Stated problem - Below are the records; locate each line with the word "Personal" and copy it.

Data excerpts

******************************

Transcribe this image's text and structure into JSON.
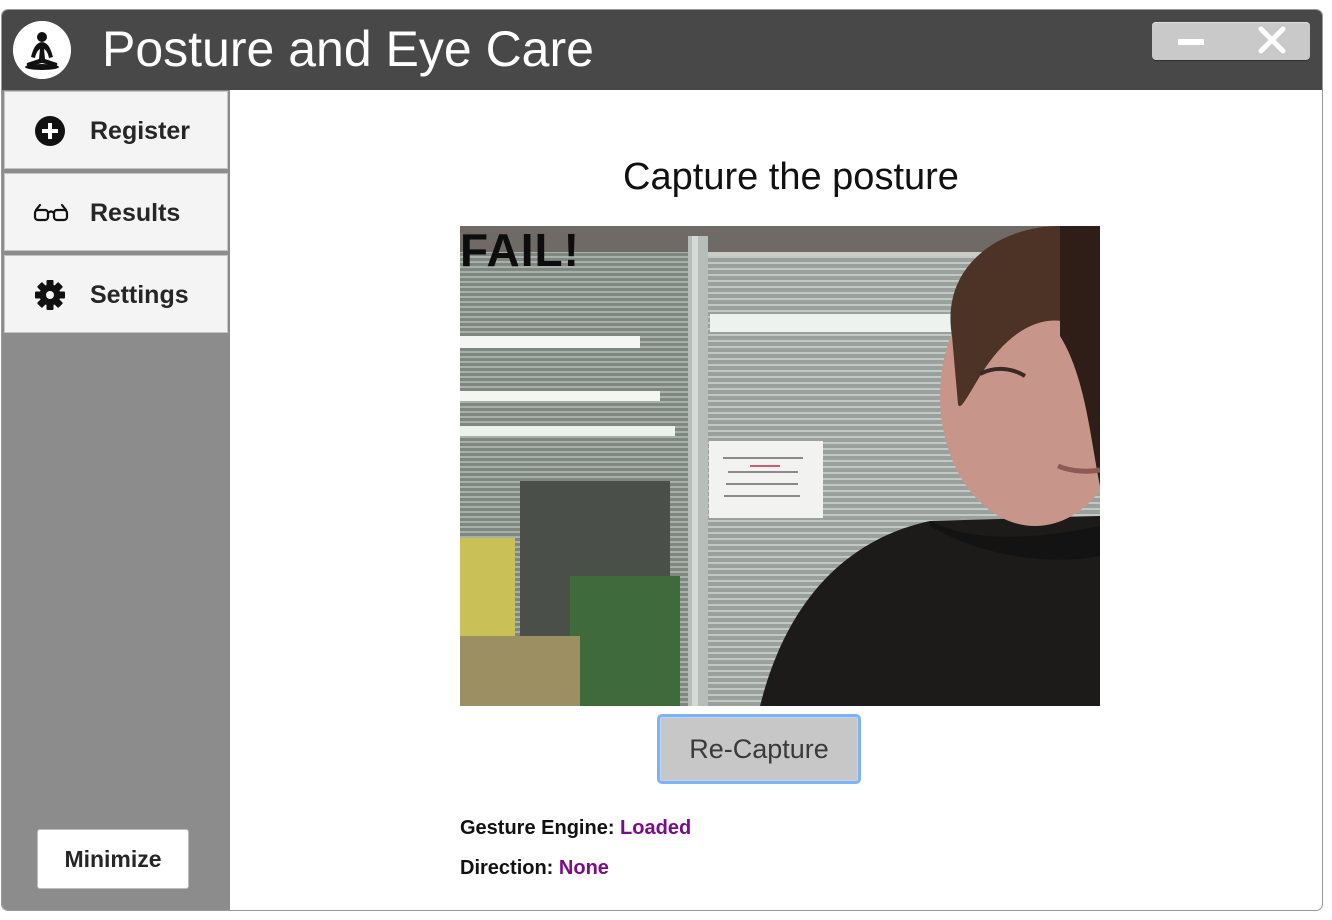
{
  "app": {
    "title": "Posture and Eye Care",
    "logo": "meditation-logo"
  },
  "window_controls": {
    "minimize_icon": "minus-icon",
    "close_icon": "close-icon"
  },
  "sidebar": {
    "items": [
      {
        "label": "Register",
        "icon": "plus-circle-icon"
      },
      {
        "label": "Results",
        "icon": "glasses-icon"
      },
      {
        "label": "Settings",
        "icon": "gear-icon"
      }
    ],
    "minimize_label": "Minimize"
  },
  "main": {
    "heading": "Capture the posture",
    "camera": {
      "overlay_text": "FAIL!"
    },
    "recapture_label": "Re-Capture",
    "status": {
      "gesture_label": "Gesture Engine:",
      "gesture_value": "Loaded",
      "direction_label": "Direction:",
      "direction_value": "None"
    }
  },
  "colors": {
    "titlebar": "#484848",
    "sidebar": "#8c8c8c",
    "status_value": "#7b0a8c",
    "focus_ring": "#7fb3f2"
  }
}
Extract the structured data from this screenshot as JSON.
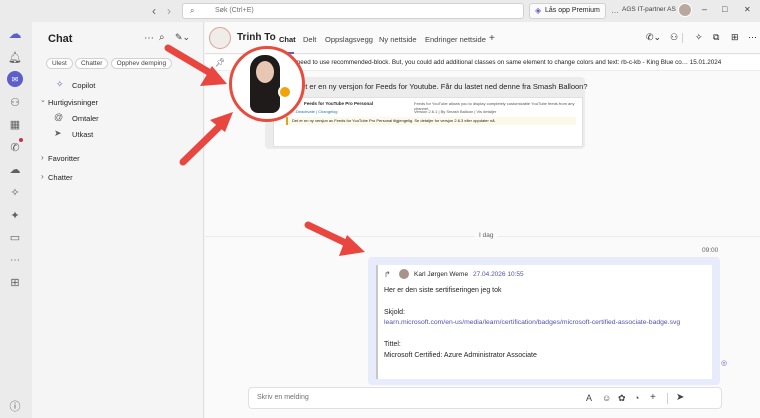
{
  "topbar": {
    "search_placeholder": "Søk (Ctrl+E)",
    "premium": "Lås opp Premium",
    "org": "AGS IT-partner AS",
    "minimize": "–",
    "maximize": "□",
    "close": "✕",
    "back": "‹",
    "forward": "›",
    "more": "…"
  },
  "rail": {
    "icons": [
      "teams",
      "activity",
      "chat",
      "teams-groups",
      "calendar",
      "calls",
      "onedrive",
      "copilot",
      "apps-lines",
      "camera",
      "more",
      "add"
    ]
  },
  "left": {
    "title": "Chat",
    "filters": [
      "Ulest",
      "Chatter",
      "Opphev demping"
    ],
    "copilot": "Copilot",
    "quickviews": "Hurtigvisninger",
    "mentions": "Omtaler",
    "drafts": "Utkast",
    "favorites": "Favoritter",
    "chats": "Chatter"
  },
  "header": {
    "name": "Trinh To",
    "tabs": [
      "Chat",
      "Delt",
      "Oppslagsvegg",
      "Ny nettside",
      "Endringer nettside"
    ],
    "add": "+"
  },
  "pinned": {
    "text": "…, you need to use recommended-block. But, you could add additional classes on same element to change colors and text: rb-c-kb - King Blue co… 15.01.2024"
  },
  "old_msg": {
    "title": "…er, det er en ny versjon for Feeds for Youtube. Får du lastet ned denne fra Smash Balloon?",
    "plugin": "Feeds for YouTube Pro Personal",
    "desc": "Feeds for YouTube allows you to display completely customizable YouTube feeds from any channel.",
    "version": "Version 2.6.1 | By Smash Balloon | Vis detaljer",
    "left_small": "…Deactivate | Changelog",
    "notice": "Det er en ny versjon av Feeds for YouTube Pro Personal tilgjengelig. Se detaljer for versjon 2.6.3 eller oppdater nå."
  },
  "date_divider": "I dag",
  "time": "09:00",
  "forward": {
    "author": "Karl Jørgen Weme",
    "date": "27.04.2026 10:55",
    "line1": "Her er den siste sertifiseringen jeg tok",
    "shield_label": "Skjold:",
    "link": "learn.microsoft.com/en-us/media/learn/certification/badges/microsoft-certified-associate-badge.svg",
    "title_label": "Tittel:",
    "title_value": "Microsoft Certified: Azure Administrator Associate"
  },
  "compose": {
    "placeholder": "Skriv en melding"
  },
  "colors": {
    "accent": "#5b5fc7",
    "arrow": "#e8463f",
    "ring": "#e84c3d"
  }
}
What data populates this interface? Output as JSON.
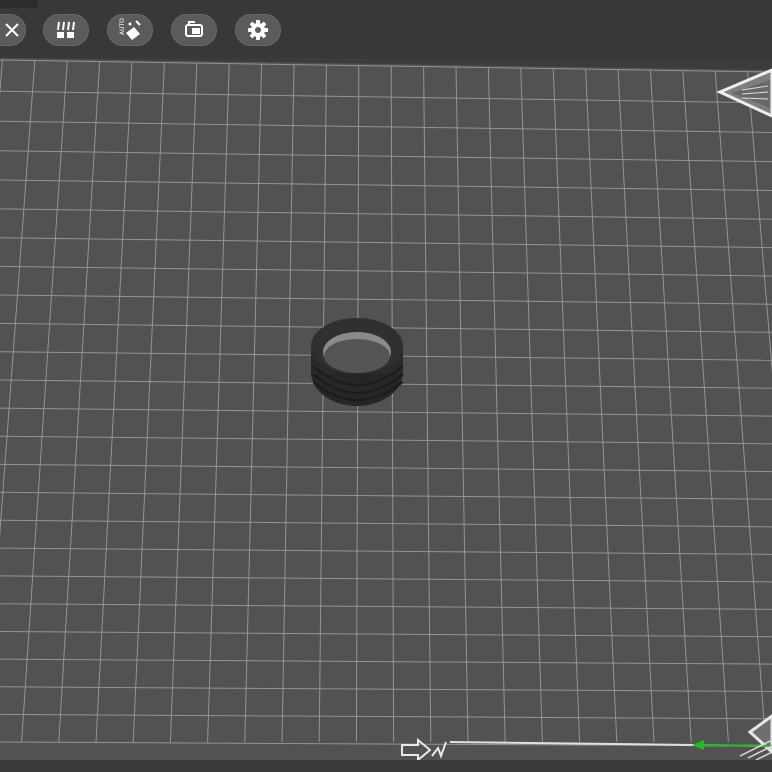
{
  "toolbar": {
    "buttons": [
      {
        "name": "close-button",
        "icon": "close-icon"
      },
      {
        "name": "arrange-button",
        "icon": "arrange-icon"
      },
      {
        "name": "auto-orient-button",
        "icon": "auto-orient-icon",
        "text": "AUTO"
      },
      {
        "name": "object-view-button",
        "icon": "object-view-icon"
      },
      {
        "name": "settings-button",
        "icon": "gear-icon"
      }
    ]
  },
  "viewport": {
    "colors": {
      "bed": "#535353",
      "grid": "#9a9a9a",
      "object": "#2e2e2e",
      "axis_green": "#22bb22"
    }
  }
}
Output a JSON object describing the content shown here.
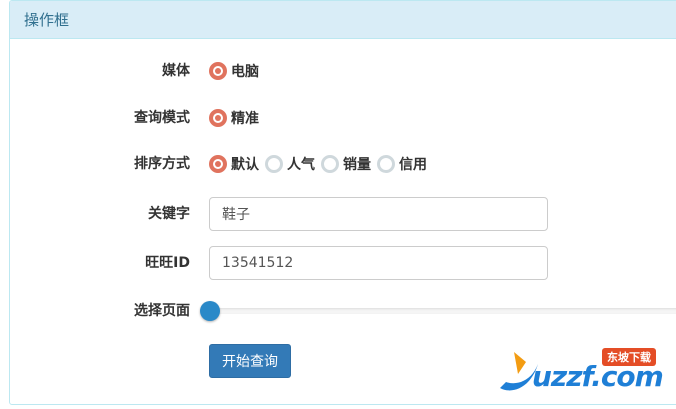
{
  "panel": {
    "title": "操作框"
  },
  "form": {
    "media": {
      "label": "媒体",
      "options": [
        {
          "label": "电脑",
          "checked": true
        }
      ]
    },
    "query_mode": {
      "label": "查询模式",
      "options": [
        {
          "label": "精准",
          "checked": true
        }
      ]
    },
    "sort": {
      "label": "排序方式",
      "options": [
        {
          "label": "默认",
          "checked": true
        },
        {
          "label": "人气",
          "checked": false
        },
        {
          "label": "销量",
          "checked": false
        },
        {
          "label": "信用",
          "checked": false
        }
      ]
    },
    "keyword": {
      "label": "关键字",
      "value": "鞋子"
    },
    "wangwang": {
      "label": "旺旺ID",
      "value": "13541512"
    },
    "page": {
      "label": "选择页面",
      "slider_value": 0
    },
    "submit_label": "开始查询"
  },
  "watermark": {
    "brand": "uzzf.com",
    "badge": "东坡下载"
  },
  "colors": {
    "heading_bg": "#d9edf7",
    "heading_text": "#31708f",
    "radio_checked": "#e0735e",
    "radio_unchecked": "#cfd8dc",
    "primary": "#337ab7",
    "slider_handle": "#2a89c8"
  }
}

******************************

Problem solution -
    "plugin": "Feeds for YouTube Pro Personal",
    "notice": "Det er en ny versjon av Feeds for YouTube Pro Personal tilgjengelig. Se detaljer for versjon 2.6.3 eller oppdater nå."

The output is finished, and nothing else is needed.